Records for the task
◆ ◆ ◆ ◆ ◆
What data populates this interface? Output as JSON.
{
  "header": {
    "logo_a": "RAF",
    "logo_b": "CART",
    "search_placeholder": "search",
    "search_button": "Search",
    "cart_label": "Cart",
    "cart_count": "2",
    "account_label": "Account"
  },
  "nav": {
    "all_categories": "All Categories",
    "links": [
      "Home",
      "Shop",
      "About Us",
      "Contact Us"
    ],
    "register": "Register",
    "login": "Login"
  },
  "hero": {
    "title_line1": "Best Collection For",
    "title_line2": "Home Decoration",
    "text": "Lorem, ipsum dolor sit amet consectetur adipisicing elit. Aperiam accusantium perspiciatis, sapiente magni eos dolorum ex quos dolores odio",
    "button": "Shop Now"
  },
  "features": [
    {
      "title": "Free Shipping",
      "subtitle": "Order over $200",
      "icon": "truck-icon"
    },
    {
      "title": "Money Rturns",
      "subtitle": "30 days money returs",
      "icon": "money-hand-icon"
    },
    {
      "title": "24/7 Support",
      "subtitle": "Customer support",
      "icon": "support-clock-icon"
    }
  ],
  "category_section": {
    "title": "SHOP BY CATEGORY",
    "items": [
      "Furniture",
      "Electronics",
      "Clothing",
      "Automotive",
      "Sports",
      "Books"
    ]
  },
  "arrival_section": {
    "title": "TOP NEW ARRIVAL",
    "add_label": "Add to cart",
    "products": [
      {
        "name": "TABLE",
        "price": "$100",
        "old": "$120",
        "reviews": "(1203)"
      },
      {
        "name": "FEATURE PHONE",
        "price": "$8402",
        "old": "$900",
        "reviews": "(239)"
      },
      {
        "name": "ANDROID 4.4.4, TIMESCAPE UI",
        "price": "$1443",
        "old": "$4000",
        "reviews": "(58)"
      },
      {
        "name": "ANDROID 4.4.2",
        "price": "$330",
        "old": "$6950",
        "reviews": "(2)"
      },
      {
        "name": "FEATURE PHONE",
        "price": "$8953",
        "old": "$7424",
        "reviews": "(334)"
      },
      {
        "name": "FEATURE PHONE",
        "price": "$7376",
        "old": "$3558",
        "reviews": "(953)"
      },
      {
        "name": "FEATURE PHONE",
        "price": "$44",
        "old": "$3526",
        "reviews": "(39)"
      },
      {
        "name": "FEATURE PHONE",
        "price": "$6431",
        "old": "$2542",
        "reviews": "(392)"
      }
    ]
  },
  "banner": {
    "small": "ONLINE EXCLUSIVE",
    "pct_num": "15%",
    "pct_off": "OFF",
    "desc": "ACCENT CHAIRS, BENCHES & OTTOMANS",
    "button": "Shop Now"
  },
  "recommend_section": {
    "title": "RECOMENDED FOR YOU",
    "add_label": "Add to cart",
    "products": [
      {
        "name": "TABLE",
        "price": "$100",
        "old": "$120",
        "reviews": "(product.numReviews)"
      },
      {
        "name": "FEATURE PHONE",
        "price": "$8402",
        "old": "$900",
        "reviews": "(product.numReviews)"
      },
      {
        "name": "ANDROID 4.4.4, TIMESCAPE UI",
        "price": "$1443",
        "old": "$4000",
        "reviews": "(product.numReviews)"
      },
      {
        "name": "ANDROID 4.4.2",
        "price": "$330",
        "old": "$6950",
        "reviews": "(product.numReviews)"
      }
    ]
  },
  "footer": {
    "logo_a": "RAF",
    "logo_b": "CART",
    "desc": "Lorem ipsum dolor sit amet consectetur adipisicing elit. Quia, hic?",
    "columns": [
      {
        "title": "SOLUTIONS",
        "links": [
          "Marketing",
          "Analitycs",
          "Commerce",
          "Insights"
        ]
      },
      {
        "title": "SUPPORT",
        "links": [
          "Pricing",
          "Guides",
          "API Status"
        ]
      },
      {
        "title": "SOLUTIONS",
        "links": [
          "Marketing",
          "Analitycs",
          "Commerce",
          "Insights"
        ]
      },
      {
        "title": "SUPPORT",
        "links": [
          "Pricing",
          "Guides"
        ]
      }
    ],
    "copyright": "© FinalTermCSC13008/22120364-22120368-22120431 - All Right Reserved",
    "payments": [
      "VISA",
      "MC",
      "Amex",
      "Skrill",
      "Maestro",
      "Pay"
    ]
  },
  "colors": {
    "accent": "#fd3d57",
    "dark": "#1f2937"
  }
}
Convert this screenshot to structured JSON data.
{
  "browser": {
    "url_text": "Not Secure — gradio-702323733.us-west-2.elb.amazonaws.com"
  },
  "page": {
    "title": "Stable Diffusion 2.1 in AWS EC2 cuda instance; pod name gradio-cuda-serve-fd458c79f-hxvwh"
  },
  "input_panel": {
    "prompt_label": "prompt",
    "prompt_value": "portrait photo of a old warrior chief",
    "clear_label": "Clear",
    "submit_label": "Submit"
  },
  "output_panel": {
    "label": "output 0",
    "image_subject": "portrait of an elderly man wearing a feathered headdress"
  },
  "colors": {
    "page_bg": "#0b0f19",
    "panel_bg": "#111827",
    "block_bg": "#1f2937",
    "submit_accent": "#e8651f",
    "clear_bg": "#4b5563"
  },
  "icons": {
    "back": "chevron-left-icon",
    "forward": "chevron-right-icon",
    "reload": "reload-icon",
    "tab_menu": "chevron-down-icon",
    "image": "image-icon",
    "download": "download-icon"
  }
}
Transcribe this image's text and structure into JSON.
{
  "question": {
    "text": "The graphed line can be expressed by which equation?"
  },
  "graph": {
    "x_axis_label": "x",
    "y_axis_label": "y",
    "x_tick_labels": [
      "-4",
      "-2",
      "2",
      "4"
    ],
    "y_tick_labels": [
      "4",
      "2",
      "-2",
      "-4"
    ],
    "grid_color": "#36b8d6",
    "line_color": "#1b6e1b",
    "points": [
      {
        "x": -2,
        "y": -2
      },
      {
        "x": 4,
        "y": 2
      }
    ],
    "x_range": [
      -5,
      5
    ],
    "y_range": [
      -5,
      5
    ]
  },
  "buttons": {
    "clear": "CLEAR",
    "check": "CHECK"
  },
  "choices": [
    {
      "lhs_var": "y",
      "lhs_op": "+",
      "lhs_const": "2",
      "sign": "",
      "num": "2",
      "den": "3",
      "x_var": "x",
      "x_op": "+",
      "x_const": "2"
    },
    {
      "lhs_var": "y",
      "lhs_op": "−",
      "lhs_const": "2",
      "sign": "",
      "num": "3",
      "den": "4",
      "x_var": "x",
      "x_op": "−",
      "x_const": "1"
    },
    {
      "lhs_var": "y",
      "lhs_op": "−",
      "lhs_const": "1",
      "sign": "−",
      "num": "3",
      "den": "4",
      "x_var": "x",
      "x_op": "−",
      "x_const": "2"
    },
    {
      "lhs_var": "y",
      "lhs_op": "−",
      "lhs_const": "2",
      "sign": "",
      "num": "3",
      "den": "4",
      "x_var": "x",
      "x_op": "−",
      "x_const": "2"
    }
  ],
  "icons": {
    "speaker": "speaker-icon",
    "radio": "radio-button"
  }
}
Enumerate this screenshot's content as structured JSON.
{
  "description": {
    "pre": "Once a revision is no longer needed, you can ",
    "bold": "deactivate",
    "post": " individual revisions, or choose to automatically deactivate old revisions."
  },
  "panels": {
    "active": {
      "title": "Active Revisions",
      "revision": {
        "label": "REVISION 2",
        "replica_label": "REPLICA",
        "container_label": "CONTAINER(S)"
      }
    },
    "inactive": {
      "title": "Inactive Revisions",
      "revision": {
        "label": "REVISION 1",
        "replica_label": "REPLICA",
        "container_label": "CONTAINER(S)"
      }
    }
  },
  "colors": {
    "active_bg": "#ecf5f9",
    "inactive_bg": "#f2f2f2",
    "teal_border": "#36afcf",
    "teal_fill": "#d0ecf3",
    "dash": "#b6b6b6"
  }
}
◆ ◆ ◆ ◆ ◆
Direction
Retype the entries one by one, exactly.

Output
What data populates this interface? Output as JSON.
{
  "header": {
    "logo_a": "RAF",
    "logo_b": "CART",
    "search_placeholder": "search",
    "search_button": "Search",
    "cart_label": "Cart",
    "cart_count": "2",
    "account_label": "Account"
  },
  "nav": {
    "all_categories": "All Categories",
    "links": [
      "Home",
      "Shop",
      "About Us",
      "Contact Us"
    ],
    "register": "Register",
    "login": "Login"
  },
  "hero": {
    "title_line1": "Best Collection For",
    "title_line2": "Home Decoration",
    "text": "Lorem, ipsum dolor sit amet consectetur adipisicing elit. Aperiam accusantium perspiciatis, sapiente magni eos dolorum ex quos dolores odio",
    "button": "Shop Now"
  },
  "features": [
    {
      "title": "Free Shipping",
      "subtitle": "Order over $200",
      "icon": "truck-icon"
    },
    {
      "title": "Money Rturns",
      "subtitle": "30 days money returs",
      "icon": "money-hand-icon"
    },
    {
      "title": "24/7 Support",
      "subtitle": "Customer support",
      "icon": "support-clock-icon"
    }
  ],
  "category_section": {
    "title": "SHOP BY CATEGORY",
    "items": [
      "Furniture",
      "Electronics",
      "Clothing",
      "Automotive",
      "Sports",
      "Books"
    ]
  },
  "arrival_section": {
    "title": "TOP NEW ARRIVAL",
    "add_label": "Add to cart",
    "products": [
      {
        "name": "TABLE",
        "price": "$100",
        "old": "$120",
        "reviews": "(1203)"
      },
      {
        "name": "FEATURE PHONE",
        "price": "$8402",
        "old": "$900",
        "reviews": "(239)"
      },
      {
        "name": "ANDROID 4.4.4, TIMESCAPE UI",
        "price": "$1443",
        "old": "$4000",
        "reviews": "(58)"
      },
      {
        "name": "ANDROID 4.4.2",
        "price": "$330",
        "old": "$6950",
        "reviews": "(2)"
      },
      {
        "name": "FEATURE PHONE",
        "price": "$8953",
        "old": "$7424",
        "reviews": "(334)"
      },
      {
        "name": "FEATURE PHONE",
        "price": "$7376",
        "old": "$3558",
        "reviews": "(953)"
      },
      {
        "name": "FEATURE PHONE",
        "price": "$44",
        "old": "$3526",
        "reviews": "(39)"
      },
      {
        "name": "FEATURE PHONE",
        "price": "$6431",
        "old": "$2542",
        "reviews": "(392)"
      }
    ]
  },
  "banner": {
    "small": "ONLINE EXCLUSIVE",
    "pct_num": "15%",
    "pct_off": "OFF",
    "desc": "ACCENT CHAIRS, BENCHES & OTTOMANS",
    "button": "Shop Now"
  },
  "recommend_section": {
    "title": "RECOMENDED FOR YOU",
    "add_label": "Add to cart",
    "products": [
      {
        "name": "TABLE",
        "price": "$100",
        "old": "$120",
        "reviews": "(product.numReviews)"
      },
      {
        "name": "FEATURE PHONE",
        "price": "$8402",
        "old": "$900",
        "reviews": "(product.numReviews)"
      },
      {
        "name": "ANDROID 4.4.4, TIMESCAPE UI",
        "price": "$1443",
        "old": "$4000",
        "reviews": "(product.numReviews)"
      },
      {
        "name": "ANDROID 4.4.2",
        "price": "$330",
        "old": "$6950",
        "reviews": "(product.numReviews)"
      }
    ]
  },
  "footer": {
    "logo_a": "RAF",
    "logo_b": "CART",
    "desc": "Lorem ipsum dolor sit amet consectetur adipisicing elit. Quia, hic?",
    "columns": [
      {
        "title": "SOLUTIONS",
        "links": [
          "Marketing",
          "Analitycs",
          "Commerce",
          "Insights"
        ]
      },
      {
        "title": "SUPPORT",
        "links": [
          "Pricing",
          "Guides",
          "API Status"
        ]
      },
      {
        "title": "SOLUTIONS",
        "links": [
          "Marketing",
          "Analitycs",
          "Commerce",
          "Insights"
        ]
      },
      {
        "title": "SUPPORT",
        "links": [
          "Pricing",
          "Guides"
        ]
      }
    ],
    "copyright": "© FinalTermCSC13008/22120364-22120368-22120431 - All Right Reserved",
    "payments": [
      "VISA",
      "MC",
      "Amex",
      "Skrill",
      "Maestro",
      "Pay"
    ]
  },
  "colors": {
    "accent": "#fd3d57",
    "dark": "#1f2937"
  }
}
Convert this screenshot to structured JSON data.
{
  "browser": {
    "url_text": "Not Secure — gradio-702323733.us-west-2.elb.amazonaws.com"
  },
  "page": {
    "title": "Stable Diffusion 2.1 in AWS EC2 cuda instance; pod name gradio-cuda-serve-fd458c79f-hxvwh"
  },
  "input_panel": {
    "prompt_label": "prompt",
    "prompt_value": "portrait photo of a old warrior chief",
    "clear_label": "Clear",
    "submit_label": "Submit"
  },
  "output_panel": {
    "label": "output 0",
    "image_subject": "portrait of an elderly man wearing a feathered headdress"
  },
  "colors": {
    "page_bg": "#0b0f19",
    "panel_bg": "#111827",
    "block_bg": "#1f2937",
    "submit_accent": "#e8651f",
    "clear_bg": "#4b5563"
  },
  "icons": {
    "back": "chevron-left-icon",
    "forward": "chevron-right-icon",
    "reload": "reload-icon",
    "tab_menu": "chevron-down-icon",
    "image": "image-icon",
    "download": "download-icon"
  }
}
Transcribe this image's text and structure into JSON.
{
  "question": {
    "text": "The graphed line can be expressed by which equation?"
  },
  "graph": {
    "x_axis_label": "x",
    "y_axis_label": "y",
    "x_tick_labels": [
      "-4",
      "-2",
      "2",
      "4"
    ],
    "y_tick_labels": [
      "4",
      "2",
      "-2",
      "-4"
    ],
    "grid_color": "#36b8d6",
    "line_color": "#1b6e1b",
    "points": [
      {
        "x": -2,
        "y": -2
      },
      {
        "x": 4,
        "y": 2
      }
    ],
    "x_range": [
      -5,
      5
    ],
    "y_range": [
      -5,
      5
    ]
  },
  "buttons": {
    "clear": "CLEAR",
    "check": "CHECK"
  },
  "choices": [
    {
      "lhs_var": "y",
      "lhs_op": "+",
      "lhs_const": "2",
      "sign": "",
      "num": "2",
      "den": "3",
      "x_var": "x",
      "x_op": "+",
      "x_const": "2"
    },
    {
      "lhs_var": "y",
      "lhs_op": "−",
      "lhs_const": "2",
      "sign": "",
      "num": "3",
      "den": "4",
      "x_var": "x",
      "x_op": "−",
      "x_const": "1"
    },
    {
      "lhs_var": "y",
      "lhs_op": "−",
      "lhs_const": "1",
      "sign": "−",
      "num": "3",
      "den": "4",
      "x_var": "x",
      "x_op": "−",
      "x_const": "2"
    },
    {
      "lhs_var": "y",
      "lhs_op": "−",
      "lhs_const": "2",
      "sign": "",
      "num": "3",
      "den": "4",
      "x_var": "x",
      "x_op": "−",
      "x_const": "2"
    }
  ],
  "icons": {
    "speaker": "speaker-icon",
    "radio": "radio-button"
  }
}
Enumerate this screenshot's content as structured JSON.
{
  "description": {
    "pre": "Once a revision is no longer needed, you can ",
    "bold": "deactivate",
    "post": " individual revisions, or choose to automatically deactivate old revisions."
  },
  "panels": {
    "active": {
      "title": "Active Revisions",
      "revision": {
        "label": "REVISION 2",
        "replica_label": "REPLICA",
        "container_label": "CONTAINER(S)"
      }
    },
    "inactive": {
      "title": "Inactive Revisions",
      "revision": {
        "label": "REVISION 1",
        "replica_label": "REPLICA",
        "container_label": "CONTAINER(S)"
      }
    }
  },
  "colors": {
    "active_bg": "#ecf5f9",
    "inactive_bg": "#f2f2f2",
    "teal_border": "#36afcf",
    "teal_fill": "#d0ecf3",
    "dash": "#b6b6b6"
  }
}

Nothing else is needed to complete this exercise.